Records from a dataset

....

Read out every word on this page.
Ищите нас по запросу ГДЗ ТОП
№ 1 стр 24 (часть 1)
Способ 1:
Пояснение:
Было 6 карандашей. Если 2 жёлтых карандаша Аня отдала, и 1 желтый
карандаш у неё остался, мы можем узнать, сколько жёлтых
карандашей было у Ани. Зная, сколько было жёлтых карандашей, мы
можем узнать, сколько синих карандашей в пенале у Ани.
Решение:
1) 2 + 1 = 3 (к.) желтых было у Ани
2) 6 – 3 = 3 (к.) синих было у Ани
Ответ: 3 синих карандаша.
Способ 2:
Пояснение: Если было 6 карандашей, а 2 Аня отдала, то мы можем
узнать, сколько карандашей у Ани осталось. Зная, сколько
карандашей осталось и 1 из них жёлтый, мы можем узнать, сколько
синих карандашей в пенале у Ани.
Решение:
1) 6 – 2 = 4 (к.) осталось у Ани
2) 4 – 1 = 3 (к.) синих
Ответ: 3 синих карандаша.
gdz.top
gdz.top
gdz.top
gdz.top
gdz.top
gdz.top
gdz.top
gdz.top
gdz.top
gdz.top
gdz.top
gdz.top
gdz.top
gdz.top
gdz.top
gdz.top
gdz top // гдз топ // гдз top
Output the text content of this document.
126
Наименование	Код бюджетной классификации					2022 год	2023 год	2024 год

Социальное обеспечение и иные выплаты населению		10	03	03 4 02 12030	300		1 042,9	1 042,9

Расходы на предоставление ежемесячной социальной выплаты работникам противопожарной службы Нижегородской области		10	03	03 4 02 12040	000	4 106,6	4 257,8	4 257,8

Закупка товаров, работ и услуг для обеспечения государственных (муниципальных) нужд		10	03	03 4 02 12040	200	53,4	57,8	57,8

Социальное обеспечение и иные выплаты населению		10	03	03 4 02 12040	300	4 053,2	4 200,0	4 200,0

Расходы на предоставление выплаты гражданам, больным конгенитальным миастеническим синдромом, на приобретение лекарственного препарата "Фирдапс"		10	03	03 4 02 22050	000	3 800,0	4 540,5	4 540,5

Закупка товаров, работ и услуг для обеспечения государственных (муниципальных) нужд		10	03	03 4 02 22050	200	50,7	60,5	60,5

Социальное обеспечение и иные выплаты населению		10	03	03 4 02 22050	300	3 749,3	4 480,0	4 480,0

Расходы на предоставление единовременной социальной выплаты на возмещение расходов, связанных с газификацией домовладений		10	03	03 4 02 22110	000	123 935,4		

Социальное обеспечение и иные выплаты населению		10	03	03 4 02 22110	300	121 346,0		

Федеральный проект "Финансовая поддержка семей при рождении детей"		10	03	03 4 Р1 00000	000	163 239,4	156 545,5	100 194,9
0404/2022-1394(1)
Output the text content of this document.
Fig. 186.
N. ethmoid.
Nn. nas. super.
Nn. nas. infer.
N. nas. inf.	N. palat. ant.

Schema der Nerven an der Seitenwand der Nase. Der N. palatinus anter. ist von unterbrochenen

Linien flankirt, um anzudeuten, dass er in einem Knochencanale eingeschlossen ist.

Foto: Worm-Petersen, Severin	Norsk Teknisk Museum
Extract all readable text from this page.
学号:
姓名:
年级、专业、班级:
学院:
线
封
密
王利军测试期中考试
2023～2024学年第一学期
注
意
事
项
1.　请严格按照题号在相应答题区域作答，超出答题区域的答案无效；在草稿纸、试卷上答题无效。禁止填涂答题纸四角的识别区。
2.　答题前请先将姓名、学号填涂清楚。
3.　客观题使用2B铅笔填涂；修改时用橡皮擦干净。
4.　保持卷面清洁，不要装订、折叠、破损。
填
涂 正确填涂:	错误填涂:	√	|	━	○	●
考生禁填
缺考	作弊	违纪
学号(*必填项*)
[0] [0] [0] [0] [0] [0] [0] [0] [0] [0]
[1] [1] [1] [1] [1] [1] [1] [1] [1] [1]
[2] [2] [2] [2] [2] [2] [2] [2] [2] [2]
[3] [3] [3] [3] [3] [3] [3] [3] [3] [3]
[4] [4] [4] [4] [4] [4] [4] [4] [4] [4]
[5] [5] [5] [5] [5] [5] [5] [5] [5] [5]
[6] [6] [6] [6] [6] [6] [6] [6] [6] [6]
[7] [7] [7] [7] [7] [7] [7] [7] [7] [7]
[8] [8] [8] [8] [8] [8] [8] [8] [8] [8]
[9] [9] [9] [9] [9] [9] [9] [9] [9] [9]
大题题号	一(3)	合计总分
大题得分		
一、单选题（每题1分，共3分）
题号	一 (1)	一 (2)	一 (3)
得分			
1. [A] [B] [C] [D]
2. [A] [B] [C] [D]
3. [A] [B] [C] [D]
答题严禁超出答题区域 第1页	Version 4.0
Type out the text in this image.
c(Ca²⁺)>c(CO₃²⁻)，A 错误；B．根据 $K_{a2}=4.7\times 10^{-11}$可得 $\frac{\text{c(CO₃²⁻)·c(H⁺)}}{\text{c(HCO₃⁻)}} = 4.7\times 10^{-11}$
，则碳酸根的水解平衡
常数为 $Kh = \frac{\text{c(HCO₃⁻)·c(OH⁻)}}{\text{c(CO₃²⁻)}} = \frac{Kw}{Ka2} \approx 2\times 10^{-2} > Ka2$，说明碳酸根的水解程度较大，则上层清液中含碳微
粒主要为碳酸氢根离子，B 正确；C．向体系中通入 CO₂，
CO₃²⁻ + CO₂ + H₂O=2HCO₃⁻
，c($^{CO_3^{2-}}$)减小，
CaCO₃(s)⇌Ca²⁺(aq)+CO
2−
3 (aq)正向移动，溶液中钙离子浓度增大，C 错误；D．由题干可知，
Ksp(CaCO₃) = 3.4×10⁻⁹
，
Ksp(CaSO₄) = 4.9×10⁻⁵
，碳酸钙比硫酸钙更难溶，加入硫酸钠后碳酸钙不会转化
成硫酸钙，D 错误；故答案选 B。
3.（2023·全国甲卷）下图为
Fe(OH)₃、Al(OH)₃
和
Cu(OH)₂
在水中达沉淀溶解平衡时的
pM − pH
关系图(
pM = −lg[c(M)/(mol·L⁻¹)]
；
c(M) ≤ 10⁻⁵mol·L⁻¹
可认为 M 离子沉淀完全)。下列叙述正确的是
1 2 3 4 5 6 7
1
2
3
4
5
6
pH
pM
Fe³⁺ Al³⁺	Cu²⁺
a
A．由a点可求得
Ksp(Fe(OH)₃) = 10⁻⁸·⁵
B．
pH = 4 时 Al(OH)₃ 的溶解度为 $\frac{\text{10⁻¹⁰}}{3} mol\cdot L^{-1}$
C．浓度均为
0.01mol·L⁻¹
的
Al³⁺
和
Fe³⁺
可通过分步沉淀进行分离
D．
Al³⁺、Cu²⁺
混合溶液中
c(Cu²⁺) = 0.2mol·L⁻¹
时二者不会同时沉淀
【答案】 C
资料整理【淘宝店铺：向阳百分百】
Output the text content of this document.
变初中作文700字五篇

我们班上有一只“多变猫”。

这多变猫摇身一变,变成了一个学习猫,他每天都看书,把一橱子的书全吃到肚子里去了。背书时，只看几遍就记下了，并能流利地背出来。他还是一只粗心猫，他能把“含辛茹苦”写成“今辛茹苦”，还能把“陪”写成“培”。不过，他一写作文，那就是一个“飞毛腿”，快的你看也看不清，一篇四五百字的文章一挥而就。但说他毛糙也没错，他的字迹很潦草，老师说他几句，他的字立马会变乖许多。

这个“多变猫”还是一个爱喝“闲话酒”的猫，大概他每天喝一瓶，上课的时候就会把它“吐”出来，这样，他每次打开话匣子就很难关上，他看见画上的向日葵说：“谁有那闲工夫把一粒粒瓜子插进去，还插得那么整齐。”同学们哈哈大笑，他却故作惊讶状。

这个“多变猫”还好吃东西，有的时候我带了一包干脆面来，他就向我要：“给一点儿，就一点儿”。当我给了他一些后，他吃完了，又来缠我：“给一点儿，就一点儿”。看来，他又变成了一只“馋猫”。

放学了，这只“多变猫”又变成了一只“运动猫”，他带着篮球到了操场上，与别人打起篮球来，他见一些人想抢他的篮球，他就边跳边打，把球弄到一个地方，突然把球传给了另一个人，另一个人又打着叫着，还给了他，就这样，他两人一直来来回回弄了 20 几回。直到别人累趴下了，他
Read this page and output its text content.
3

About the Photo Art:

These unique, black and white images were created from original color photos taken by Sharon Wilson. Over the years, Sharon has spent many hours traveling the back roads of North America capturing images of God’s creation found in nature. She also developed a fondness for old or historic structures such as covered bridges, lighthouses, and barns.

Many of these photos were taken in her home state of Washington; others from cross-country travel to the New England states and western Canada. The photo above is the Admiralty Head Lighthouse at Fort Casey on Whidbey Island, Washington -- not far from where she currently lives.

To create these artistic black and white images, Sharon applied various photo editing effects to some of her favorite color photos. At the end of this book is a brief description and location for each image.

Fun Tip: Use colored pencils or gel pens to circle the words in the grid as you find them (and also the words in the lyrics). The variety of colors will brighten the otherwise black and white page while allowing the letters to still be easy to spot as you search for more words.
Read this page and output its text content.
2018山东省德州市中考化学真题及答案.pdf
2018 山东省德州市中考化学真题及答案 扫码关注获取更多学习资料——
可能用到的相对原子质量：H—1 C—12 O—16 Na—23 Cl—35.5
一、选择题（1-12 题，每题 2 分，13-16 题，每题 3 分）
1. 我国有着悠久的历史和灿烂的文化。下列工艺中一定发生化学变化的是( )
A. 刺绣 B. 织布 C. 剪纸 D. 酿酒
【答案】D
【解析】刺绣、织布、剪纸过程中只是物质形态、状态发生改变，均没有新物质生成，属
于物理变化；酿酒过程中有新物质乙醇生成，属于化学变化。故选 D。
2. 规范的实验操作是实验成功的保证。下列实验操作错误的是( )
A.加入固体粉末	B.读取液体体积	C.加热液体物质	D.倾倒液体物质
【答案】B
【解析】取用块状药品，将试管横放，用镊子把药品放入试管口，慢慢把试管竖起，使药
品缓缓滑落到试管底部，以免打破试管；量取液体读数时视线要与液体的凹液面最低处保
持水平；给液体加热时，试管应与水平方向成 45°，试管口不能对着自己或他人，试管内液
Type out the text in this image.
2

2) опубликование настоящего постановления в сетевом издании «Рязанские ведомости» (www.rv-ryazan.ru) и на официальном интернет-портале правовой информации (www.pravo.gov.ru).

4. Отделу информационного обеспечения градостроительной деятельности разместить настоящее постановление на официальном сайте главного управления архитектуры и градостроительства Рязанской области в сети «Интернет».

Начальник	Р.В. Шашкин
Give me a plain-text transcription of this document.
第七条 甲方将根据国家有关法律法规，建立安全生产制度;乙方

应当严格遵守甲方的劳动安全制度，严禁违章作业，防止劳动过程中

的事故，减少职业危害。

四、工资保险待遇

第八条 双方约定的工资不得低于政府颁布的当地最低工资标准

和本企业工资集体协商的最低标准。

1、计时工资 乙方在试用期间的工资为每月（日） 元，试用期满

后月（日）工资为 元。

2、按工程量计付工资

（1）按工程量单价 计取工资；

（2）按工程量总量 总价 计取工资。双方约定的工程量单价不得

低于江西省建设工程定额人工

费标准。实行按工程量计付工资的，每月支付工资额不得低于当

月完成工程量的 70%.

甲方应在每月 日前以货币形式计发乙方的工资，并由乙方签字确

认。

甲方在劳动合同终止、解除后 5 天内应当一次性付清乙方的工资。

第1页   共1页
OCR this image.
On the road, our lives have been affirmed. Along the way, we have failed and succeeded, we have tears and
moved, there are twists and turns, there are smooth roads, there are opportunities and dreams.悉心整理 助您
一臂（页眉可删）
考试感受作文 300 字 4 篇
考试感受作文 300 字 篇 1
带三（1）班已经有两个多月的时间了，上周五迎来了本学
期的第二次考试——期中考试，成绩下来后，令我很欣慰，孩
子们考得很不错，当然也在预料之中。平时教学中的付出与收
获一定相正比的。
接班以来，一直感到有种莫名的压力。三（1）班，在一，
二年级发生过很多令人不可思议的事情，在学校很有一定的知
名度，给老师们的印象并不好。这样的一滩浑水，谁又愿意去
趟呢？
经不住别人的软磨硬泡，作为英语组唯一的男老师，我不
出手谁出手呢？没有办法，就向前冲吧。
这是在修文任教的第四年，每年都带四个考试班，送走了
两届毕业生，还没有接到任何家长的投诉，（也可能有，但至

....

● **What to do**
Look through the entries above and list every line containing "социальной".

● **Result of this exercise**
Расходы на предоставление ежемесячной социальной выплаты работникам противопожарной службы Нижегородской области		10	03	03 4 02 12040	000	4 106,6	4 257,8	4 257,8
Расходы на предоставление единовременной социальной выплаты на возмещение расходов, связанных с газификацией домовладений		10	03	03 4 02 22110	000	123 935,4		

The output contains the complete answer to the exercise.